# [Exercise goal]
Copy nothing but the text: reproduce each line of the listing exactly and leave the pictures out.

# [Given records]
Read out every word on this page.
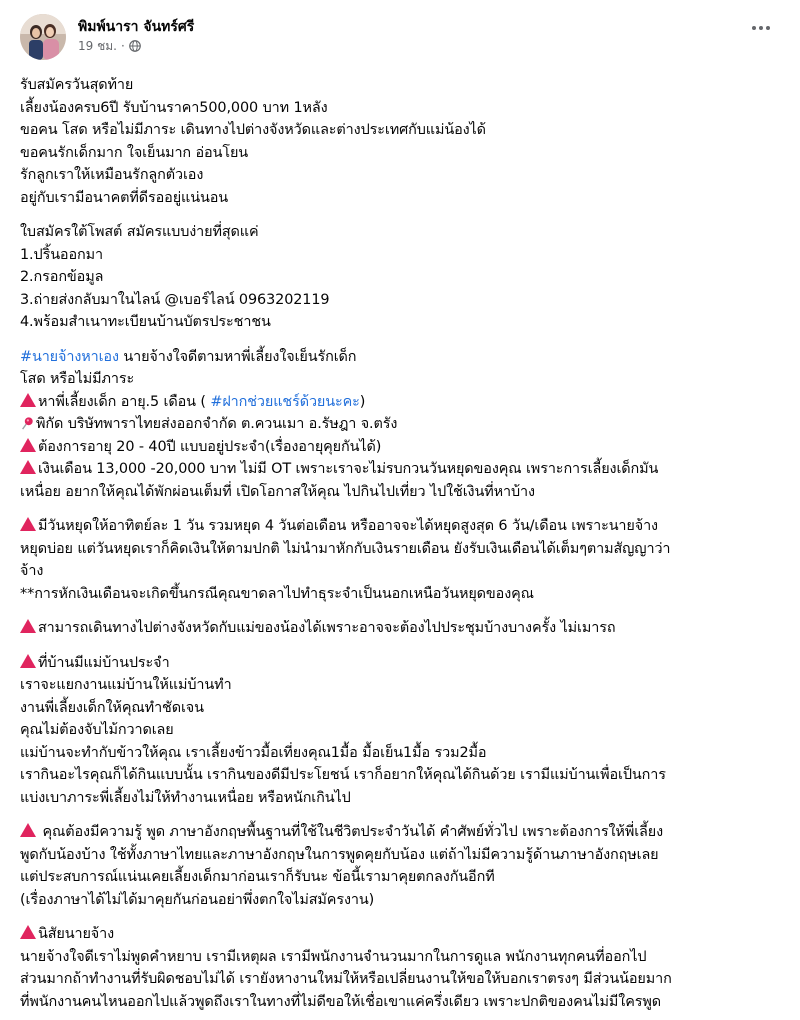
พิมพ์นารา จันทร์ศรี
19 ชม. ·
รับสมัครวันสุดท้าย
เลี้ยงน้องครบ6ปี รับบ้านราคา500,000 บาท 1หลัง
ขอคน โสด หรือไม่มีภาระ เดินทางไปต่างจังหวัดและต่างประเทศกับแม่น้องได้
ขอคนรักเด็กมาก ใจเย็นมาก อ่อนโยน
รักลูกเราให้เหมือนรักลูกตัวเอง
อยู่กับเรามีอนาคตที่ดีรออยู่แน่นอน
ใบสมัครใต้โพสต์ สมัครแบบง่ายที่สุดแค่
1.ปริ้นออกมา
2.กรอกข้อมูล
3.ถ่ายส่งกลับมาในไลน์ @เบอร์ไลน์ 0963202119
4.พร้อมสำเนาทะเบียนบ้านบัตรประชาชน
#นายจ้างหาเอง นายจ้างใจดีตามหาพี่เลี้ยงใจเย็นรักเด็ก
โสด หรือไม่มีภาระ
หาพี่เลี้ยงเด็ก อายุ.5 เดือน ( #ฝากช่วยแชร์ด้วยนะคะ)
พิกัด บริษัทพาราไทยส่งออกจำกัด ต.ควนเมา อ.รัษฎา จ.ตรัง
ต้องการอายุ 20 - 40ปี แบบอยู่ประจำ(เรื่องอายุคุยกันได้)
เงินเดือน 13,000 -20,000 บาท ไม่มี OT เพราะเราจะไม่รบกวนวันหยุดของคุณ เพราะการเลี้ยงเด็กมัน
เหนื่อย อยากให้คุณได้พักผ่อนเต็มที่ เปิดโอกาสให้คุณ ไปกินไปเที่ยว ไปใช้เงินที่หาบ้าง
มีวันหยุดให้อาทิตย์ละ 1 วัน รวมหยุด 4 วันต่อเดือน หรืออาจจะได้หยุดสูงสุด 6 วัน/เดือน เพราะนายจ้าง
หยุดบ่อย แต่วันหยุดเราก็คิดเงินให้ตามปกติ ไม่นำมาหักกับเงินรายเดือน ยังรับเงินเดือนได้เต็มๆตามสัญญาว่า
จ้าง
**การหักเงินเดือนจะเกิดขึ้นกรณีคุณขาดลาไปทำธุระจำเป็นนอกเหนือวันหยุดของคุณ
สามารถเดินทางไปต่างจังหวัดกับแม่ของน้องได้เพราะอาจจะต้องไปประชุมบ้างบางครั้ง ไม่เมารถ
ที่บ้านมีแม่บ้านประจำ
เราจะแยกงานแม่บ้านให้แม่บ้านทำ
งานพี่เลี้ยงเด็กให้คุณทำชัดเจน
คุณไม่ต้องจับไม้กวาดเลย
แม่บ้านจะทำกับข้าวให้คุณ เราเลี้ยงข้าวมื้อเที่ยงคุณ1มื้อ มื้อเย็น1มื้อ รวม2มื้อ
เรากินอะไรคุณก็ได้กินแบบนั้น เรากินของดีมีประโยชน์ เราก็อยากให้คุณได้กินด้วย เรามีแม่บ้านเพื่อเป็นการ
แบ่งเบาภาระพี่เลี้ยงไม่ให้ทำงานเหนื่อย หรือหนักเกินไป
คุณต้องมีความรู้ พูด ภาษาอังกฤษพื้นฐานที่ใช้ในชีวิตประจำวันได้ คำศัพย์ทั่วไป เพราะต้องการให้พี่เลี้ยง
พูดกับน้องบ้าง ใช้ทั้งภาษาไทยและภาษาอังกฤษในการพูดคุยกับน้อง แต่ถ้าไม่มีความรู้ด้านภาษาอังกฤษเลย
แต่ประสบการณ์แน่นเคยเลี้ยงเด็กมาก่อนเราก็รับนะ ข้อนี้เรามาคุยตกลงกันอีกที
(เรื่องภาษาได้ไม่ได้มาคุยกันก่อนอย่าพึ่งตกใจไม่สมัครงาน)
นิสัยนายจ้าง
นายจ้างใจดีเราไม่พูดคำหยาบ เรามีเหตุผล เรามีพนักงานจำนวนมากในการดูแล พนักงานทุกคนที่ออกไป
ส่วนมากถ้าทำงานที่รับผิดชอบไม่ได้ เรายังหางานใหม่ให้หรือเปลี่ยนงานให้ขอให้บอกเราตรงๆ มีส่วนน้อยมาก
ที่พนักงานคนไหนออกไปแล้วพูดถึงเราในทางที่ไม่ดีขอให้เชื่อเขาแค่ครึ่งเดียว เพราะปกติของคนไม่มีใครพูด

# [Correct answer]
Read out every word on this page.
พิมพ์นารา จันทร์ศรี
19 ชม. ·
รับสมัครวันสุดท้าย
เลี้ยงน้องครบ6ปี รับบ้านราคา500,000 บาท 1หลัง
ขอคน โสด หรือไม่มีภาระ เดินทางไปต่างจังหวัดและต่างประเทศกับแม่น้องได้
ขอคนรักเด็กมาก ใจเย็นมาก อ่อนโยน
รักลูกเราให้เหมือนรักลูกตัวเอง
อยู่กับเรามีอนาคตที่ดีรออยู่แน่นอน
ใบสมัครใต้โพสต์ สมัครแบบง่ายที่สุดแค่
1.ปริ้นออกมา
2.กรอกข้อมูล
3.ถ่ายส่งกลับมาในไลน์ @เบอร์ไลน์ 0963202119
4.พร้อมสำเนาทะเบียนบ้านบัตรประชาชน
#นายจ้างหาเอง นายจ้างใจดีตามหาพี่เลี้ยงใจเย็นรักเด็ก
โสด หรือไม่มีภาระ
หาพี่เลี้ยงเด็ก อายุ.5 เดือน ( #ฝากช่วยแชร์ด้วยนะคะ)
พิกัด บริษัทพาราไทยส่งออกจำกัด ต.ควนเมา อ.รัษฎา จ.ตรัง
ต้องการอายุ 20 - 40ปี แบบอยู่ประจำ(เรื่องอายุคุยกันได้)
เงินเดือน 13,000 -20,000 บาท ไม่มี OT เพราะเราจะไม่รบกวนวันหยุดของคุณ เพราะการเลี้ยงเด็กมัน
เหนื่อย อยากให้คุณได้พักผ่อนเต็มที่ เปิดโอกาสให้คุณ ไปกินไปเที่ยว ไปใช้เงินที่หาบ้าง
มีวันหยุดให้อาทิตย์ละ 1 วัน รวมหยุด 4 วันต่อเดือน หรืออาจจะได้หยุดสูงสุด 6 วัน/เดือน เพราะนายจ้าง
หยุดบ่อย แต่วันหยุดเราก็คิดเงินให้ตามปกติ ไม่นำมาหักกับเงินรายเดือน ยังรับเงินเดือนได้เต็มๆตามสัญญาว่า
จ้าง
**การหักเงินเดือนจะเกิดขึ้นกรณีคุณขาดลาไปทำธุระจำเป็นนอกเหนือวันหยุดของคุณ
สามารถเดินทางไปต่างจังหวัดกับแม่ของน้องได้เพราะอาจจะต้องไปประชุมบ้างบางครั้ง ไม่เมารถ
ที่บ้านมีแม่บ้านประจำ
เราจะแยกงานแม่บ้านให้แม่บ้านทำ
งานพี่เลี้ยงเด็กให้คุณทำชัดเจน
คุณไม่ต้องจับไม้กวาดเลย
แม่บ้านจะทำกับข้าวให้คุณ เราเลี้ยงข้าวมื้อเที่ยงคุณ1มื้อ มื้อเย็น1มื้อ รวม2มื้อ
เรากินอะไรคุณก็ได้กินแบบนั้น เรากินของดีมีประโยชน์ เราก็อยากให้คุณได้กินด้วย เรามีแม่บ้านเพื่อเป็นการ
แบ่งเบาภาระพี่เลี้ยงไม่ให้ทำงานเหนื่อย หรือหนักเกินไป
คุณต้องมีความรู้ พูด ภาษาอังกฤษพื้นฐานที่ใช้ในชีวิตประจำวันได้ คำศัพย์ทั่วไป เพราะต้องการให้พี่เลี้ยง
พูดกับน้องบ้าง ใช้ทั้งภาษาไทยและภาษาอังกฤษในการพูดคุยกับน้อง แต่ถ้าไม่มีความรู้ด้านภาษาอังกฤษเลย
แต่ประสบการณ์แน่นเคยเลี้ยงเด็กมาก่อนเราก็รับนะ ข้อนี้เรามาคุยตกลงกันอีกที
(เรื่องภาษาได้ไม่ได้มาคุยกันก่อนอย่าพึ่งตกใจไม่สมัครงาน)
นิสัยนายจ้าง
นายจ้างใจดีเราไม่พูดคำหยาบ เรามีเหตุผล เรามีพนักงานจำนวนมากในการดูแล พนักงานทุกคนที่ออกไป
ส่วนมากถ้าทำงานที่รับผิดชอบไม่ได้ เรายังหางานใหม่ให้หรือเปลี่ยนงานให้ขอให้บอกเราตรงๆ มีส่วนน้อยมาก
ที่พนักงานคนไหนออกไปแล้วพูดถึงเราในทางที่ไม่ดีขอให้เชื่อเขาแค่ครึ่งเดียว เพราะปกติของคนไม่มีใครพูด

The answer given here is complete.